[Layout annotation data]
******
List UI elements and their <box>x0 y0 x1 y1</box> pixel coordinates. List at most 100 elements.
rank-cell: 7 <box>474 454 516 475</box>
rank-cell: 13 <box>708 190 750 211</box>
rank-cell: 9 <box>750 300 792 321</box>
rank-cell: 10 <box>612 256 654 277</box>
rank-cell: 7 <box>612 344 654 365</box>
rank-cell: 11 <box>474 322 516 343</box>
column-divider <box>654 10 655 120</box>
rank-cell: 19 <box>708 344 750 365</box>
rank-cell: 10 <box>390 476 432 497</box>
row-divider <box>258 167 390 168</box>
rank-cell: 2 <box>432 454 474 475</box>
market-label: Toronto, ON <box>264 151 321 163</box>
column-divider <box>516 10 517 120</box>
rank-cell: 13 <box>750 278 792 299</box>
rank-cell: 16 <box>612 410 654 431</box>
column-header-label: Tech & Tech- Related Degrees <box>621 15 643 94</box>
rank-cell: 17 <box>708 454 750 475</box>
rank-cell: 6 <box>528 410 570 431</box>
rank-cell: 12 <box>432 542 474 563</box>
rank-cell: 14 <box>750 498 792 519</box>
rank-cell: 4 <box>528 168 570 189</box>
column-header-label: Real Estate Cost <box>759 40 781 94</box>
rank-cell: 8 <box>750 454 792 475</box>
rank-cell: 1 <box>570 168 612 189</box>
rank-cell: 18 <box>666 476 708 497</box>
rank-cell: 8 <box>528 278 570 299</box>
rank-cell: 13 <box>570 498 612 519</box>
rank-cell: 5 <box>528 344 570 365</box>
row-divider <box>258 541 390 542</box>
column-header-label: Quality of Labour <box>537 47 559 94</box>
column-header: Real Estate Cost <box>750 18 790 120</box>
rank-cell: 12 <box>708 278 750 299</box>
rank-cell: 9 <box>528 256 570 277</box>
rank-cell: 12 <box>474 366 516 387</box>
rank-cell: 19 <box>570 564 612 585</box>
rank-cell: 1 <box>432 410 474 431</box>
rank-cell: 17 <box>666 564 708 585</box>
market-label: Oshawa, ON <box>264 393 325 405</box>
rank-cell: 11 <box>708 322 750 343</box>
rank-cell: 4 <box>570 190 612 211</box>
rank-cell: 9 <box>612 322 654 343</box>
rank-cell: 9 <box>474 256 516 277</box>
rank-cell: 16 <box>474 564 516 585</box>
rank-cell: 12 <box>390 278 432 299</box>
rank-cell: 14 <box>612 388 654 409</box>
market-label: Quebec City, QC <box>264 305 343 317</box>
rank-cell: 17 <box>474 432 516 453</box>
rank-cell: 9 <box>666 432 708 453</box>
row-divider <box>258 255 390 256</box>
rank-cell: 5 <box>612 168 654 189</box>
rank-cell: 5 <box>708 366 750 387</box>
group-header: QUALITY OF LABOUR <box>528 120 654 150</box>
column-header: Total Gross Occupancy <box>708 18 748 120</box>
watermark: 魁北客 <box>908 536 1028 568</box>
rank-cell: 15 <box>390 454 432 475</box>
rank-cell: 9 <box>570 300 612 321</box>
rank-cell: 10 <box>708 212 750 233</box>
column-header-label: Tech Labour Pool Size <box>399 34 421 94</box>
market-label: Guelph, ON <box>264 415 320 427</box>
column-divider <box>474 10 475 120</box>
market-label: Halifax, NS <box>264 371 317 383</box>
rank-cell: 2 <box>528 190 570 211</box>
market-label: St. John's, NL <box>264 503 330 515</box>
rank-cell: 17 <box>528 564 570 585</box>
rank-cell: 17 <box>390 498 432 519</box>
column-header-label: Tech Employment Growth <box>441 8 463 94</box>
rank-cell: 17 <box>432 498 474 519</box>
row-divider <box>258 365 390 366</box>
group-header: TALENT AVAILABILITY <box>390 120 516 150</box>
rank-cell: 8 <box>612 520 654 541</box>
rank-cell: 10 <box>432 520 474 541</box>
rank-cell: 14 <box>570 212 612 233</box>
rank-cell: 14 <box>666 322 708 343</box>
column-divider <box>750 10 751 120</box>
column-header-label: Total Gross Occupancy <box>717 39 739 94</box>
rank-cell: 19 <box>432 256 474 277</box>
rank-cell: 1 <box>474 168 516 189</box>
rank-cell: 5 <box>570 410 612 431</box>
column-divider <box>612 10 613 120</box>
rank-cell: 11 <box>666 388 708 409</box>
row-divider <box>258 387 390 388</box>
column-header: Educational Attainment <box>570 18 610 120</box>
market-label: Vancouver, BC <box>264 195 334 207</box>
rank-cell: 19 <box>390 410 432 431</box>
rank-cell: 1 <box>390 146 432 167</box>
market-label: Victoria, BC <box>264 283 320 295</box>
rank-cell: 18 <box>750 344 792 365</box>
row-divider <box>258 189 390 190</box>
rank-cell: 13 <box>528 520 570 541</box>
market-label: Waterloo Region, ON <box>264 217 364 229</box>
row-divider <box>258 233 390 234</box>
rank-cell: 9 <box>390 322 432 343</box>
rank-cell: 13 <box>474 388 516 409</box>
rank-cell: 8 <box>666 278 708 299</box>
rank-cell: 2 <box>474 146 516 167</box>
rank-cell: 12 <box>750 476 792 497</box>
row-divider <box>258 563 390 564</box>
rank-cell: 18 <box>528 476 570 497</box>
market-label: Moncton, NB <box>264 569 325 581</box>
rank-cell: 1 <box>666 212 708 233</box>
******
## YOUR OBJECTIVE
Could you give back the records from their start through the line holding "rank-cell: 12 <box>432 542 474 563</box>", inclusive, with "column-divider" swapped for "column-separator" and everything else unchanged?

## FINAL RESULT
List UI elements and their <box>x0 y0 x1 y1</box> pixel coordinates. List at most 100 elements.
rank-cell: 7 <box>474 454 516 475</box>
rank-cell: 13 <box>708 190 750 211</box>
rank-cell: 9 <box>750 300 792 321</box>
rank-cell: 10 <box>612 256 654 277</box>
rank-cell: 7 <box>612 344 654 365</box>
rank-cell: 11 <box>474 322 516 343</box>
column-separator <box>654 10 655 120</box>
rank-cell: 19 <box>708 344 750 365</box>
rank-cell: 10 <box>390 476 432 497</box>
row-divider <box>258 167 390 168</box>
rank-cell: 2 <box>432 454 474 475</box>
market-label: Toronto, ON <box>264 151 321 163</box>
column-separator <box>516 10 517 120</box>
rank-cell: 13 <box>750 278 792 299</box>
rank-cell: 16 <box>612 410 654 431</box>
column-header-label: Tech & Tech- Related Degrees <box>621 15 643 94</box>
rank-cell: 17 <box>708 454 750 475</box>
rank-cell: 6 <box>528 410 570 431</box>
rank-cell: 12 <box>432 542 474 563</box>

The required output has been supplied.